→ **Text zum Lesen**:
Rz. 39
Der Beigeladene wird Beteiligter des Verfahrens (§ 69 Nr. 3 SGG) und kann selbständig Angriffs- und Verteidigungsmittel geltend machen (§ 75 Abs. 4 Satz 1). Er kann, muss aber nicht, aktiv am Verfahren mitwirken. Ebenso wie die Hauptbeteiligten muss er über alle Verfahrensvorgänge informiert werden.

[Datensätze]
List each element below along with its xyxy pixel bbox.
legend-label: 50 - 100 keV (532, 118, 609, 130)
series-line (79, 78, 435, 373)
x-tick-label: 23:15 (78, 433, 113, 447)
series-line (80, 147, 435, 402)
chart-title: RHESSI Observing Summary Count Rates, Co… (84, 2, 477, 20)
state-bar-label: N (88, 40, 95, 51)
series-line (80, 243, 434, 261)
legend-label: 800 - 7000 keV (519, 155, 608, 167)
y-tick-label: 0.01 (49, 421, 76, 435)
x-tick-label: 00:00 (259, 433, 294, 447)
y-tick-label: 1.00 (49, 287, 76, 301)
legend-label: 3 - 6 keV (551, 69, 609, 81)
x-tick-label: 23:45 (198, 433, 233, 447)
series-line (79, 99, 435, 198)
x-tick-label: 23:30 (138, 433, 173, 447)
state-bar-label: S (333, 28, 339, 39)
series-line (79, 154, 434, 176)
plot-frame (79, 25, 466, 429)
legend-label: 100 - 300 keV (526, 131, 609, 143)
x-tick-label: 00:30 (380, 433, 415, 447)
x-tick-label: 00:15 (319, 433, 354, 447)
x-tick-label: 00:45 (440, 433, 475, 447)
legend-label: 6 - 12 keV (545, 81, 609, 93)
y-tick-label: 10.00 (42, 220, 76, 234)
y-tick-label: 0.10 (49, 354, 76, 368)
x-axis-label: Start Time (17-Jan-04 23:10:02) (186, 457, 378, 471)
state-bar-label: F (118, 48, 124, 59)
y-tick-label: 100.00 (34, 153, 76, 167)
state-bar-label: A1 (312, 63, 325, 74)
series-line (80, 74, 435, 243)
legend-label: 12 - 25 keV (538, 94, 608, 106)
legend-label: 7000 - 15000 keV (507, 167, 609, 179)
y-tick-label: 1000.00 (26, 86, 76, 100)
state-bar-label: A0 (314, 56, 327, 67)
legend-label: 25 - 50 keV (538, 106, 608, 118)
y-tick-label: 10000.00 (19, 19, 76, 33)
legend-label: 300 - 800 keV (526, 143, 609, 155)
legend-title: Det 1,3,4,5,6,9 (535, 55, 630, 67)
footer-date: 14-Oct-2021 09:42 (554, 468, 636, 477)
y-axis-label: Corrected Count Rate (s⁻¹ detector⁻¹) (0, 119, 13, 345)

→ **Aufgaben**:
1. Zähle alle Aussagen auf, die der Auszug über den Beigeladenen zu dessen Stellung im Verfahren trifft.
2. Führe den Auszug über den Beigeladenen nach seinem letzten Satz weiter.

→ **Endergebnisse**:
1.
- Er wird Beteiligter des Verfahrens (§ 69 Nr. 3 SGG).
- Er kann selbständig Angriffs- und Verteidigungsmittel geltend machen (§ 75 Abs. 4 Satz 1).
- Er kann aktiv am Verfahren mitwirken, muss es aber nicht.
- Er muss wie die Hauptbeteiligten über alle Verfahrensvorgänge informiert werden.

2.
§ 75 Abs. 4 Satz 2 schränkt die verfahrensrechtlichen Befugnisse des einfach Beigeladenen ein und bindet ihn hinsichtlich der Sachanträge an das Prozessverhalten der Hauptbeteiligten. Die Befugnis zur Einlegung von Rechtsmitteln bleibt davon unberührt. Der einfach Beigeladene kann nur innerhalb der Sachanträge der Hauptbeteiligten tätig werden, er darf dem Verfahren keine andere Richtung geben (BSG, Urteil v. 4.12.1958, 3 RK 7/58, BSGE 8 S. 291, 293). Der notwendig Beigeladene kann dagegen auch einen abweichenden Sachantrag stellen (§ 75 Abs. 4 Satz 2). Weder der einfach noch der notwendig Beigeladene kann die Hauptbeteiligten an einer Beendigung des Verfahrens durch Vergleich, Klagerücknahme oder Anerkenntnis hindern. Ein Beigeladener wird durch den Vergleich, an dem er nicht teilnimmt, nicht verpflichtet.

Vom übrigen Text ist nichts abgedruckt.